_SHORT TASK_. Without the images, write out the whole listing exactly.

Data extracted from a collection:
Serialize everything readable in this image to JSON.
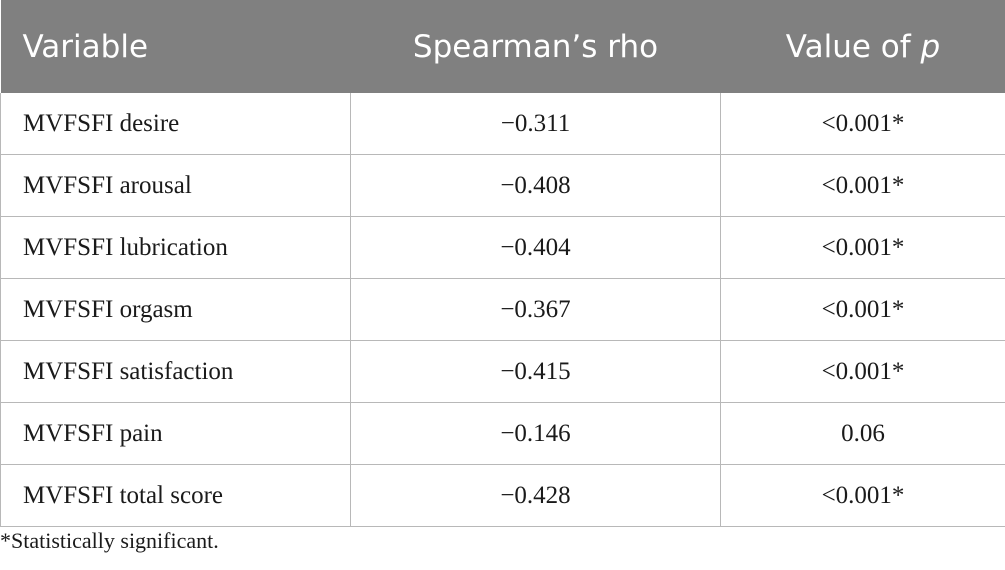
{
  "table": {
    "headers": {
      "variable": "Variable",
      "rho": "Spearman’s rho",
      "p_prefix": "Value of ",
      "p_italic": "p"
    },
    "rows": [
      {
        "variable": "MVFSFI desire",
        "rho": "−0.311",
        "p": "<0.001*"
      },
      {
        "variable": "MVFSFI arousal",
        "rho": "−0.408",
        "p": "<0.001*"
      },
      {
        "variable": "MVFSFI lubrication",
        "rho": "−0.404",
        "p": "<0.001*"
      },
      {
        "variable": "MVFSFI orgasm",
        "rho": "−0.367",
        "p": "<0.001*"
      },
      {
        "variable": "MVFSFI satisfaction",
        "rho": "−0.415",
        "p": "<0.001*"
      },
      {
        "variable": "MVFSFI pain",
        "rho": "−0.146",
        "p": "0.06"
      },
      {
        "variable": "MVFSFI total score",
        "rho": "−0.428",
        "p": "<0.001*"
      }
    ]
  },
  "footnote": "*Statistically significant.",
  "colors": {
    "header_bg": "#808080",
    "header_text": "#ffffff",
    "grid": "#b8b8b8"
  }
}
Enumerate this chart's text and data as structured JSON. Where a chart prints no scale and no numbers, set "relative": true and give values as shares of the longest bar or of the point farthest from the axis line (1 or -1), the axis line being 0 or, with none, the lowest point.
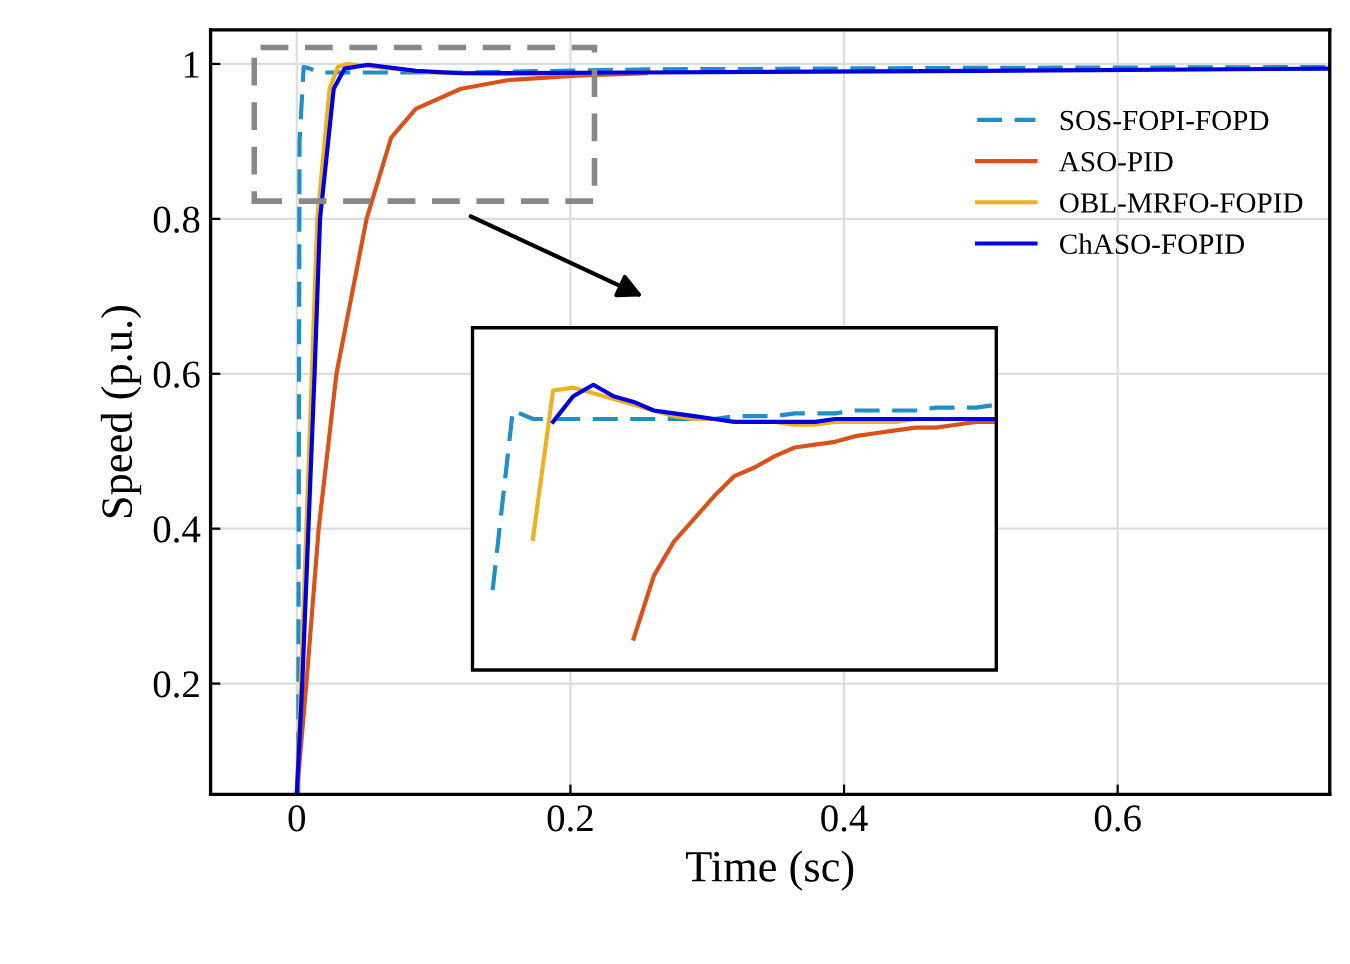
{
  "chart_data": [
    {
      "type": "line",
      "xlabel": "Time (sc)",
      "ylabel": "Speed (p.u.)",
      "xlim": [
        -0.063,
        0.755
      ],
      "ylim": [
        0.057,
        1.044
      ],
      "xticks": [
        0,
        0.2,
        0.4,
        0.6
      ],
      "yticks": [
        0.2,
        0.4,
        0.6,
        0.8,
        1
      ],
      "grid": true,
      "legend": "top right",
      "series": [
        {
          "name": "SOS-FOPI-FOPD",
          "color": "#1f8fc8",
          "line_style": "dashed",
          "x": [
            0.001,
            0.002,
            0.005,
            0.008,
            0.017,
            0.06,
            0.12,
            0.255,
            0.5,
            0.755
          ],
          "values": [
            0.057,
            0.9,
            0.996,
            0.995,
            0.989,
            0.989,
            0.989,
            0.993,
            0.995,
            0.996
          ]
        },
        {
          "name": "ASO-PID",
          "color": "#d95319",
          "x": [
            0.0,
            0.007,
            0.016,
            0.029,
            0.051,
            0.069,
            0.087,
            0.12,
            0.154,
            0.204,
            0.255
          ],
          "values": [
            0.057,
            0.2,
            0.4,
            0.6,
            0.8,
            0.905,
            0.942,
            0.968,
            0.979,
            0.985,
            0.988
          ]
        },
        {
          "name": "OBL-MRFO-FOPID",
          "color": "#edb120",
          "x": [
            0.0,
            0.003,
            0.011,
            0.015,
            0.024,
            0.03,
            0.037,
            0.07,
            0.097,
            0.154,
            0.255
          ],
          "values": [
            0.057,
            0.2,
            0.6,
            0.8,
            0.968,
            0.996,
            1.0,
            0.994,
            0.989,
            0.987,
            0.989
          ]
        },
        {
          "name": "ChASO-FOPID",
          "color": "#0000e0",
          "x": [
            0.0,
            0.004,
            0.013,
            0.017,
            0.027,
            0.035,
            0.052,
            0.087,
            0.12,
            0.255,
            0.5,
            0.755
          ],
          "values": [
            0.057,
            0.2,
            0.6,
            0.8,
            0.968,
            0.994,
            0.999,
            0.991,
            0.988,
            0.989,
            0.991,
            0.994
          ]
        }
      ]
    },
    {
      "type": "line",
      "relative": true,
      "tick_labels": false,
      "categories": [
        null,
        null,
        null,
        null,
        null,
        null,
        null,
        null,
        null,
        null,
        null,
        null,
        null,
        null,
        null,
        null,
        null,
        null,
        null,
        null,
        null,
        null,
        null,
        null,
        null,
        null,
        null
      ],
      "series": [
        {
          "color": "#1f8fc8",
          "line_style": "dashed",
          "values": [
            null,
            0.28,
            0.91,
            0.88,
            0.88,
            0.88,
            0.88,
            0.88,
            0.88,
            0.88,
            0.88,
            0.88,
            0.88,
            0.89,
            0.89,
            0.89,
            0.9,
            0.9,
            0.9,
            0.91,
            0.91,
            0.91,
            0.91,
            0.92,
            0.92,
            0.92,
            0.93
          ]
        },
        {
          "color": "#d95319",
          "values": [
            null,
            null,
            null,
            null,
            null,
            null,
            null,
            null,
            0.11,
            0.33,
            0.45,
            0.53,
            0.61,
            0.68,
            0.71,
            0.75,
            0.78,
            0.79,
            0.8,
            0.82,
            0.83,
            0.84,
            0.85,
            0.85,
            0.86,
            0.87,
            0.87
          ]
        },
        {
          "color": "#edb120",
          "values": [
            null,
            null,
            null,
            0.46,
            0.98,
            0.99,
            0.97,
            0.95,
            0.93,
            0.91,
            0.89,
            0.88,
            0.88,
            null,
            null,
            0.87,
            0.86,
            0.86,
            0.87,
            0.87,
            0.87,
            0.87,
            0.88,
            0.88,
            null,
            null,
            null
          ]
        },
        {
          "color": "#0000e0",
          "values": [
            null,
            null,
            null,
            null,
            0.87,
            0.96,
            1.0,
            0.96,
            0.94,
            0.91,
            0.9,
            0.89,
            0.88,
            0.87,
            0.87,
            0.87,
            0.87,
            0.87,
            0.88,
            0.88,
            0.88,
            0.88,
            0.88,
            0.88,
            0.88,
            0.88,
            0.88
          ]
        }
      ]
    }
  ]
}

_ANSWER TO THE TASK_.
Serialize everything readable in this image to JSON.
{
  "table": {
    "headers": {
      "variable": "Variable",
      "rho": "Spearman’s rho",
      "p_prefix": "Value of ",
      "p_italic": "p"
    },
    "rows": [
      {
        "variable": "MVFSFI desire",
        "rho": "−0.311",
        "p": "<0.001*"
      },
      {
        "variable": "MVFSFI arousal",
        "rho": "−0.408",
        "p": "<0.001*"
      },
      {
        "variable": "MVFSFI lubrication",
        "rho": "−0.404",
        "p": "<0.001*"
      },
      {
        "variable": "MVFSFI orgasm",
        "rho": "−0.367",
        "p": "<0.001*"
      },
      {
        "variable": "MVFSFI satisfaction",
        "rho": "−0.415",
        "p": "<0.001*"
      },
      {
        "variable": "MVFSFI pain",
        "rho": "−0.146",
        "p": "0.06"
      },
      {
        "variable": "MVFSFI total score",
        "rho": "−0.428",
        "p": "<0.001*"
      }
    ]
  },
  "footnote": "*Statistically significant.",
  "colors": {
    "header_bg": "#808080",
    "header_text": "#ffffff",
    "grid": "#b8b8b8"
  }
}
Enumerate this chart's text and data as structured JSON. Where a chart prints no scale and no numbers, set "relative": true and give values as shares of the longest bar or of the point farthest from the axis line (1 or -1), the axis line being 0 or, with none, the lowest point.
{
  "chart_data": [
    {
      "type": "line",
      "xlabel": "Time (sc)",
      "ylabel": "Speed (p.u.)",
      "xlim": [
        -0.063,
        0.755
      ],
      "ylim": [
        0.057,
        1.044
      ],
      "xticks": [
        0,
        0.2,
        0.4,
        0.6
      ],
      "yticks": [
        0.2,
        0.4,
        0.6,
        0.8,
        1
      ],
      "grid": true,
      "legend": "top right",
      "series": [
        {
          "name": "SOS-FOPI-FOPD",
          "color": "#1f8fc8",
          "line_style": "dashed",
          "x": [
            0.001,
            0.002,
            0.005,
            0.008,
            0.017,
            0.06,
            0.12,
            0.255,
            0.5,
            0.755
          ],
          "values": [
            0.057,
            0.9,
            0.996,
            0.995,
            0.989,
            0.989,
            0.989,
            0.993,
            0.995,
            0.996
          ]
        },
        {
          "name": "ASO-PID",
          "color": "#d95319",
          "x": [
            0.0,
            0.007,
            0.016,
            0.029,
            0.051,
            0.069,
            0.087,
            0.12,
            0.154,
            0.204,
            0.255
          ],
          "values": [
            0.057,
            0.2,
            0.4,
            0.6,
            0.8,
            0.905,
            0.942,
            0.968,
            0.979,
            0.985,
            0.988
          ]
        },
        {
          "name": "OBL-MRFO-FOPID",
          "color": "#edb120",
          "x": [
            0.0,
            0.003,
            0.011,
            0.015,
            0.024,
            0.03,
            0.037,
            0.07,
            0.097,
            0.154,
            0.255
          ],
          "values": [
            0.057,
            0.2,
            0.6,
            0.8,
            0.968,
            0.996,
            1.0,
            0.994,
            0.989,
            0.987,
            0.989
          ]
        },
        {
          "name": "ChASO-FOPID",
          "color": "#0000e0",
          "x": [
            0.0,
            0.004,
            0.013,
            0.017,
            0.027,
            0.035,
            0.052,
            0.087,
            0.12,
            0.255,
            0.5,
            0.755
          ],
          "values": [
            0.057,
            0.2,
            0.6,
            0.8,
            0.968,
            0.994,
            0.999,
            0.991,
            0.988,
            0.989,
            0.991,
            0.994
          ]
        }
      ]
    },
    {
      "type": "line",
      "relative": true,
      "tick_labels": false,
      "categories": [
        null,
        null,
        null,
        null,
        null,
        null,
        null,
        null,
        null,
        null,
        null,
        null,
        null,
        null,
        null,
        null,
        null,
        null,
        null,
        null,
        null,
        null,
        null,
        null,
        null,
        null,
        null
      ],
      "series": [
        {
          "color": "#1f8fc8",
          "line_style": "dashed",
          "values": [
            null,
            0.28,
            0.91,
            0.88,
            0.88,
            0.88,
            0.88,
            0.88,
            0.88,
            0.88,
            0.88,
            0.88,
            0.88,
            0.89,
            0.89,
            0.89,
            0.9,
            0.9,
            0.9,
            0.91,
            0.91,
            0.91,
            0.91,
            0.92,
            0.92,
            0.92,
            0.93
          ]
        },
        {
          "color": "#d95319",
          "values": [
            null,
            null,
            null,
            null,
            null,
            null,
            null,
            null,
            0.11,
            0.33,
            0.45,
            0.53,
            0.61,
            0.68,
            0.71,
            0.75,
            0.78,
            0.79,
            0.8,
            0.82,
            0.83,
            0.84,
            0.85,
            0.85,
            0.86,
            0.87,
            0.87
          ]
        },
        {
          "color": "#edb120",
          "values": [
            null,
            null,
            null,
            0.46,
            0.98,
            0.99,
            0.97,
            0.95,
            0.93,
            0.91,
            0.89,
            0.88,
            0.88,
            null,
            null,
            0.87,
            0.86,
            0.86,
            0.87,
            0.87,
            0.87,
            0.87,
            0.88,
            0.88,
            null,
            null,
            null
          ]
        },
        {
          "color": "#0000e0",
          "values": [
            null,
            null,
            null,
            null,
            0.87,
            0.96,
            1.0,
            0.96,
            0.94,
            0.91,
            0.9,
            0.89,
            0.88,
            0.87,
            0.87,
            0.87,
            0.87,
            0.87,
            0.88,
            0.88,
            0.88,
            0.88,
            0.88,
            0.88,
            0.88,
            0.88,
            0.88
          ]
        }
      ]
    }
  ]
}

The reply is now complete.